[START Data to use]
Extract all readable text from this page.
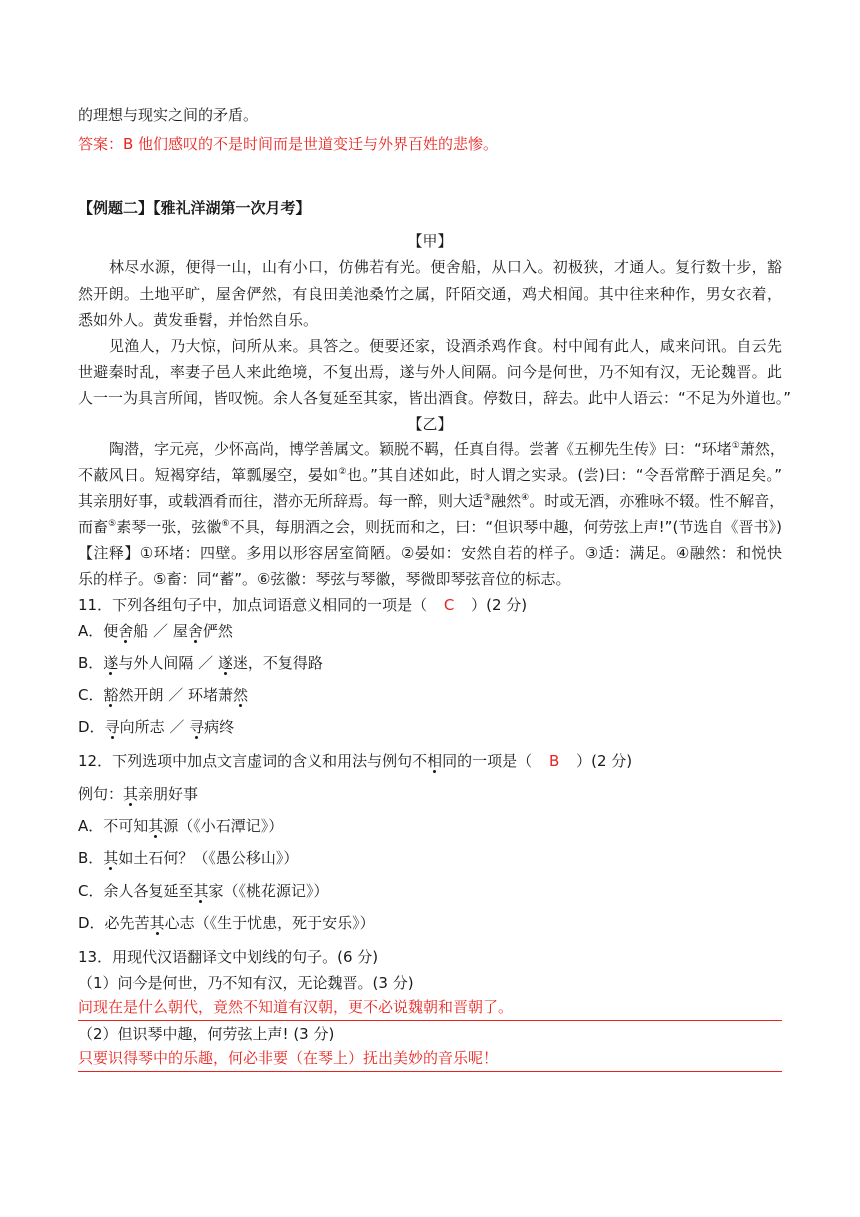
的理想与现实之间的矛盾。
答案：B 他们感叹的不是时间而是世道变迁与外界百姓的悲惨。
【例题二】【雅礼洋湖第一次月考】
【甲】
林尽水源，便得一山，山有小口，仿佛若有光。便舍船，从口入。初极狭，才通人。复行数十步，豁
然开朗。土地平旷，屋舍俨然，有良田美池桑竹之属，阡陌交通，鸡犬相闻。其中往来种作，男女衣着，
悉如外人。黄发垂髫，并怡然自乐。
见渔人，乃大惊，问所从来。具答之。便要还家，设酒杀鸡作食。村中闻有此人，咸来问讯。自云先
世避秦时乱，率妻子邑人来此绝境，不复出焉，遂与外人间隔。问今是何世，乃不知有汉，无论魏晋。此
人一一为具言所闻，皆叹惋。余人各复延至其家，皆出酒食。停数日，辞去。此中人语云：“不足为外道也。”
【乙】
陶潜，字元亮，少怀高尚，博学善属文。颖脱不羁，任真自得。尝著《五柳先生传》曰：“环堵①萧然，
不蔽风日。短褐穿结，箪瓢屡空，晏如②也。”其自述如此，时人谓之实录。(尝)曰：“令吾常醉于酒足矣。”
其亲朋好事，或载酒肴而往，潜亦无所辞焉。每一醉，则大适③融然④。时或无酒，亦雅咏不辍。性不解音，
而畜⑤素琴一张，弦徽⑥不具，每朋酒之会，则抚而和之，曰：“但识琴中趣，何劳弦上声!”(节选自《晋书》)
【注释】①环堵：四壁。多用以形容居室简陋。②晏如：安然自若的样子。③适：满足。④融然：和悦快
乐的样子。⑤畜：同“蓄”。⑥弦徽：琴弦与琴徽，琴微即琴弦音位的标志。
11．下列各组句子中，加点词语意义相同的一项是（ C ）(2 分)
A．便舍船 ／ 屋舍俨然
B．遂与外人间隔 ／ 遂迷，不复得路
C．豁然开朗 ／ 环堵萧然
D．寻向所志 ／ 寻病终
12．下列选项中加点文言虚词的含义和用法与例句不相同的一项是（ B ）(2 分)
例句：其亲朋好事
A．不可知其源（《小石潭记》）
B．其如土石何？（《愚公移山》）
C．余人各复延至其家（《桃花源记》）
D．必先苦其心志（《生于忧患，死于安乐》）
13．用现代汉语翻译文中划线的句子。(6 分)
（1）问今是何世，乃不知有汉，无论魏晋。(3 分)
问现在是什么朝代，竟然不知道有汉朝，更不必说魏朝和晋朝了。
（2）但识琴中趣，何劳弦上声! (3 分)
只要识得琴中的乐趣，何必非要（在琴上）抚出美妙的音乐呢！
[END Data to use]
* **What the task requires**
Without the pictures, print the records in full, exactly as they appear.

* **Result of this exercise**
Extract all readable text from this page.
的理想与现实之间的矛盾。
答案：B 他们感叹的不是时间而是世道变迁与外界百姓的悲惨。
【例题二】【雅礼洋湖第一次月考】
【甲】
林尽水源，便得一山，山有小口，仿佛若有光。便舍船，从口入。初极狭，才通人。复行数十步，豁
然开朗。土地平旷，屋舍俨然，有良田美池桑竹之属，阡陌交通，鸡犬相闻。其中往来种作，男女衣着，
悉如外人。黄发垂髫，并怡然自乐。
见渔人，乃大惊，问所从来。具答之。便要还家，设酒杀鸡作食。村中闻有此人，咸来问讯。自云先
世避秦时乱，率妻子邑人来此绝境，不复出焉，遂与外人间隔。问今是何世，乃不知有汉，无论魏晋。此
人一一为具言所闻，皆叹惋。余人各复延至其家，皆出酒食。停数日，辞去。此中人语云：“不足为外道也。”
【乙】
陶潜，字元亮，少怀高尚，博学善属文。颖脱不羁，任真自得。尝著《五柳先生传》曰：“环堵①萧然，
不蔽风日。短褐穿结，箪瓢屡空，晏如②也。”其自述如此，时人谓之实录。(尝)曰：“令吾常醉于酒足矣。”
其亲朋好事，或载酒肴而往，潜亦无所辞焉。每一醉，则大适③融然④。时或无酒，亦雅咏不辍。性不解音，
而畜⑤素琴一张，弦徽⑥不具，每朋酒之会，则抚而和之，曰：“但识琴中趣，何劳弦上声!”(节选自《晋书》)
【注释】①环堵：四壁。多用以形容居室简陋。②晏如：安然自若的样子。③适：满足。④融然：和悦快
乐的样子。⑤畜：同“蓄”。⑥弦徽：琴弦与琴徽，琴微即琴弦音位的标志。
11．下列各组句子中，加点词语意义相同的一项是（ C ）(2 分)
A．便舍船 ／ 屋舍俨然
B．遂与外人间隔 ／ 遂迷，不复得路
C．豁然开朗 ／ 环堵萧然
D．寻向所志 ／ 寻病终
12．下列选项中加点文言虚词的含义和用法与例句不相同的一项是（ B ）(2 分)
例句：其亲朋好事
A．不可知其源（《小石潭记》）
B．其如土石何？（《愚公移山》）
C．余人各复延至其家（《桃花源记》）
D．必先苦其心志（《生于忧患，死于安乐》）
13．用现代汉语翻译文中划线的句子。(6 分)
（1）问今是何世，乃不知有汉，无论魏晋。(3 分)
问现在是什么朝代，竟然不知道有汉朝，更不必说魏朝和晋朝了。
（2）但识琴中趣，何劳弦上声! (3 分)
只要识得琴中的乐趣，何必非要（在琴上）抚出美妙的音乐呢！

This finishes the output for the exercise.